* Given records
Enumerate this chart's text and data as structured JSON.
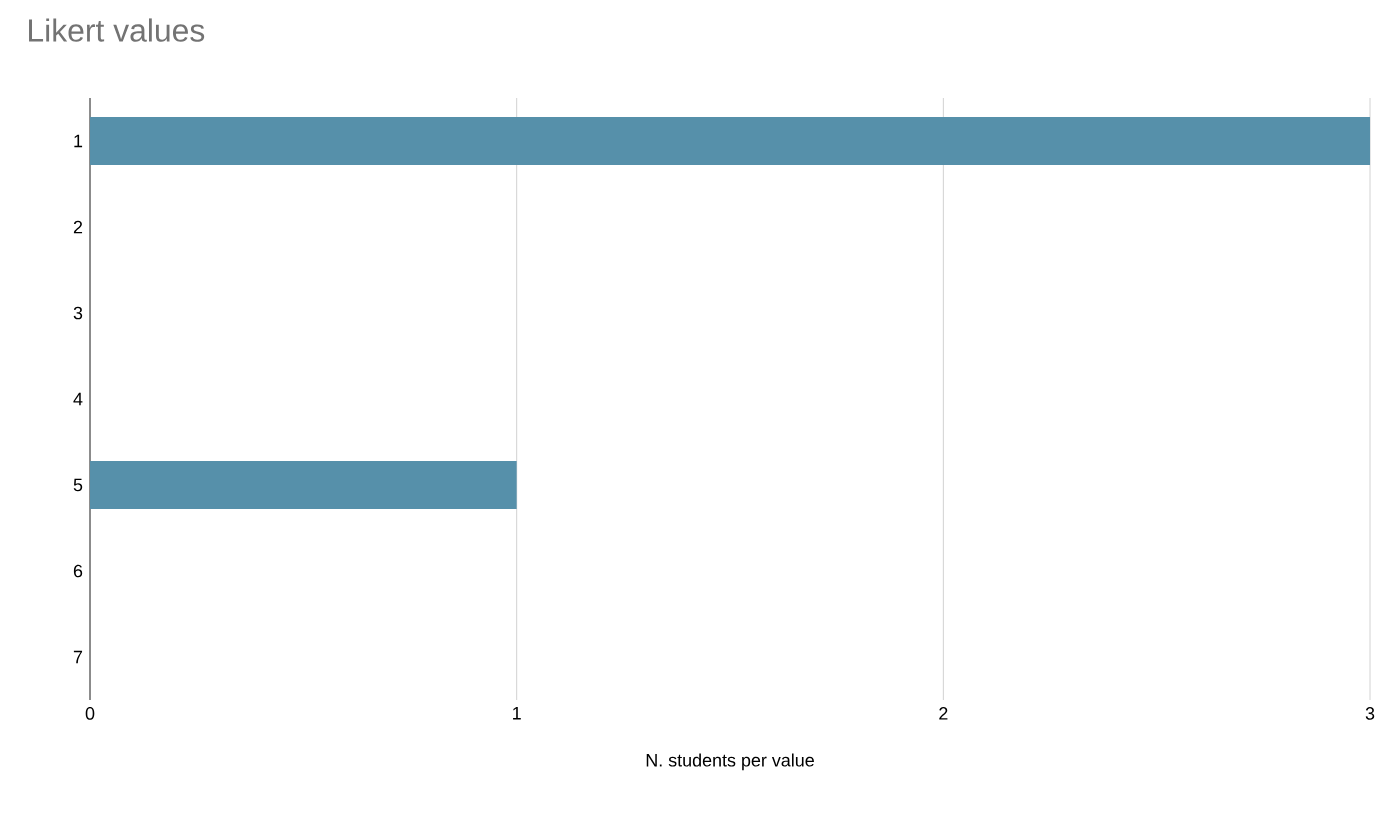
{
  "chart_data": {
    "type": "bar",
    "orientation": "horizontal",
    "title": "Likert values",
    "xlabel": "N. students per value",
    "categories": [
      "1",
      "2",
      "3",
      "4",
      "5",
      "6",
      "7"
    ],
    "values": [
      3,
      0,
      0,
      0,
      1,
      0,
      0
    ],
    "color": "#5690aa",
    "xlim": [
      0,
      3
    ],
    "xticks": [
      0,
      1,
      2,
      3
    ],
    "grid": "x"
  }
}
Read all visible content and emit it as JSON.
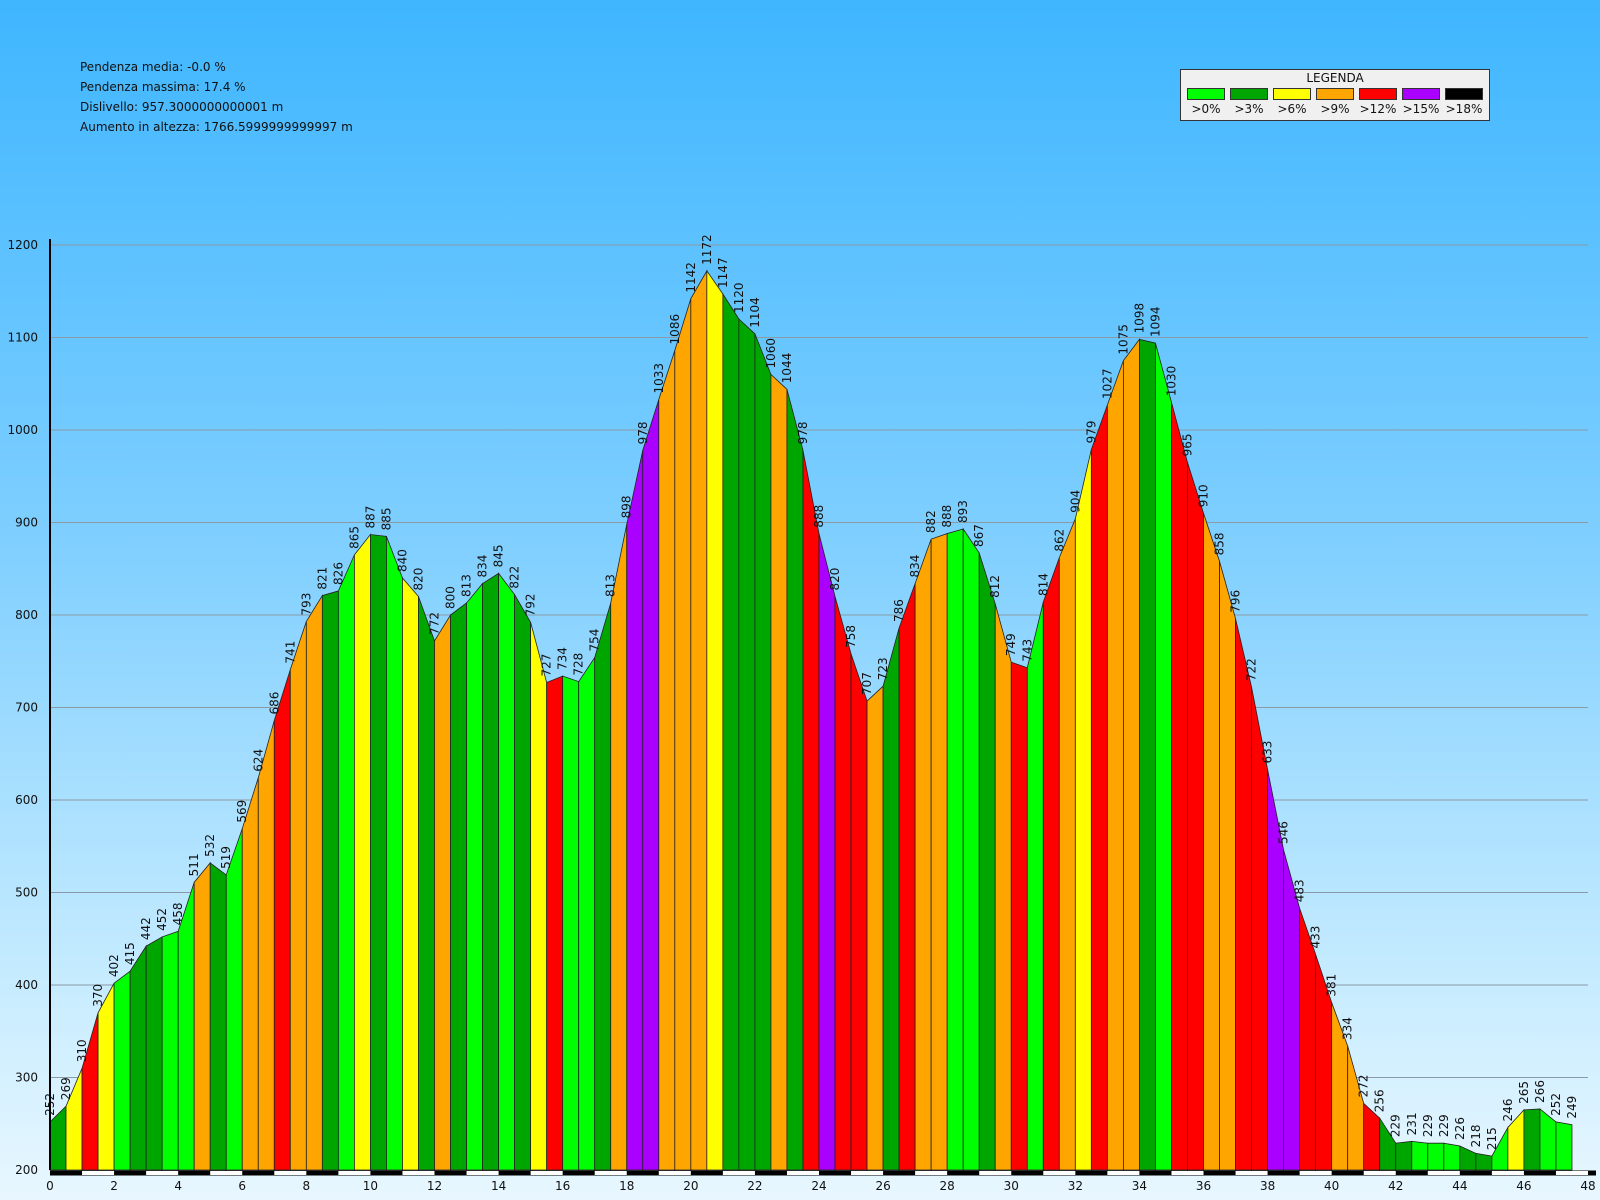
{
  "stats": {
    "avg_slope": "Pendenza media: -0.0 %",
    "max_slope": "Pendenza massima: 17.4 %",
    "elevation_diff": "Dislivello: 957.3000000000001 m",
    "total_gain": "Aumento in altezza: 1766.5999999999997 m"
  },
  "legend": {
    "title": "LEGENDA",
    "items": [
      {
        "label": ">0%",
        "color": "#00ff00"
      },
      {
        "label": ">3%",
        "color": "#00a600"
      },
      {
        "label": ">6%",
        "color": "#ffff00"
      },
      {
        "label": ">9%",
        "color": "#ffa500"
      },
      {
        "label": ">12%",
        "color": "#ff0000"
      },
      {
        "label": ">15%",
        "color": "#aa00ff"
      },
      {
        "label": ">18%",
        "color": "#000000"
      }
    ]
  },
  "chart_data": {
    "type": "area",
    "x_step_km": 0.5,
    "xlim": [
      0,
      48
    ],
    "ylim": [
      200,
      1200
    ],
    "yticks": [
      200,
      300,
      400,
      500,
      600,
      700,
      800,
      900,
      1000,
      1100,
      1200
    ],
    "xticks": [
      0,
      2,
      4,
      6,
      8,
      10,
      12,
      14,
      16,
      18,
      20,
      22,
      24,
      26,
      28,
      30,
      32,
      34,
      36,
      38,
      40,
      42,
      44,
      46,
      48
    ],
    "grid": true,
    "elevations": [
      252,
      269,
      310,
      370,
      402,
      415,
      442,
      452,
      458,
      511,
      532,
      519,
      569,
      624,
      686,
      741,
      793,
      821,
      826,
      865,
      887,
      885,
      840,
      820,
      772,
      800,
      813,
      834,
      845,
      822,
      792,
      727,
      734,
      728,
      754,
      813,
      898,
      978,
      1033,
      1086,
      1142,
      1172,
      1147,
      1120,
      1104,
      1060,
      1044,
      978,
      888,
      820,
      758,
      707,
      723,
      786,
      834,
      882,
      888,
      893,
      867,
      812,
      749,
      743,
      814,
      862,
      904,
      979,
      1027,
      1075,
      1098,
      1094,
      1030,
      965,
      910,
      858,
      796,
      722,
      633,
      546,
      483,
      433,
      381,
      334,
      272,
      256,
      229,
      231,
      229,
      229,
      226,
      218,
      215,
      246,
      265,
      266,
      252,
      249
    ],
    "segment_colors": [
      "#00a600",
      "#ffff00",
      "#ff0000",
      "#ffff00",
      "#00ff00",
      "#00a600",
      "#00a600",
      "#00ff00",
      "#00ff00",
      "#ffa500",
      "#00a600",
      "#00ff00",
      "#ffa500",
      "#ffa500",
      "#ff0000",
      "#ffa500",
      "#ffa500",
      "#00a600",
      "#00ff00",
      "#ffff00",
      "#00a600",
      "#00ff00",
      "#ffff00",
      "#00a600",
      "#ffa500",
      "#00a600",
      "#00ff00",
      "#00a600",
      "#00ff00",
      "#00a600",
      "#ffff00",
      "#ff0000",
      "#00ff00",
      "#00ff00",
      "#00a600",
      "#ffa500",
      "#aa00ff",
      "#aa00ff",
      "#ffa500",
      "#ffa500",
      "#ffa500",
      "#ffff00",
      "#00a600",
      "#00a600",
      "#00a600",
      "#ffa500",
      "#00a600",
      "#ff0000",
      "#aa00ff",
      "#ff0000",
      "#ff0000",
      "#ffa500",
      "#00a600",
      "#ff0000",
      "#ffa500",
      "#ffa500",
      "#00ff00",
      "#00ff00",
      "#00a600",
      "#ffa500",
      "#ff0000",
      "#00ff00",
      "#ff0000",
      "#ffa500",
      "#ffff00",
      "#ff0000",
      "#ffa500",
      "#ffa500",
      "#00a600",
      "#00ff00",
      "#ff0000",
      "#ff0000",
      "#ffa500",
      "#ffa500",
      "#ff0000",
      "#ff0000",
      "#aa00ff",
      "#aa00ff",
      "#ff0000",
      "#ff0000",
      "#ffa500",
      "#ffa500",
      "#ff0000",
      "#00a600",
      "#00a600",
      "#00ff00",
      "#00ff00",
      "#00ff00",
      "#00a600",
      "#00a600",
      "#00ff00",
      "#ffff00",
      "#00a600",
      "#00ff00",
      "#00ff00"
    ]
  }
}
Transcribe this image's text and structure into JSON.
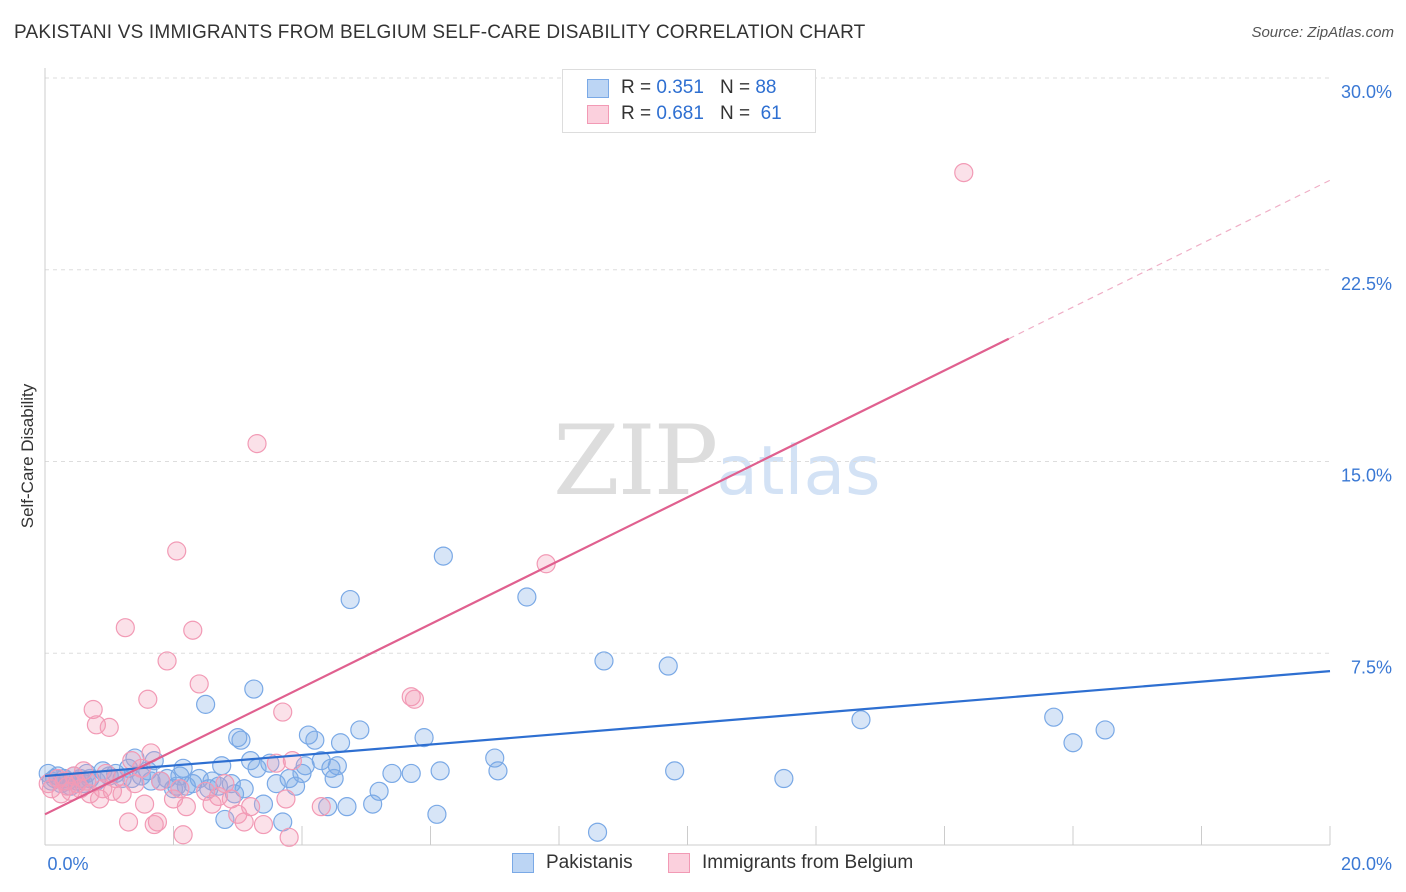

* Directions
Track down every line holding the string "Pendenza" and copy it.

* Result of the exercise
    "avg_slope": "Pendenza media: -0.0 %",
    "max_slope": "Pendenza massima: 17.4 %",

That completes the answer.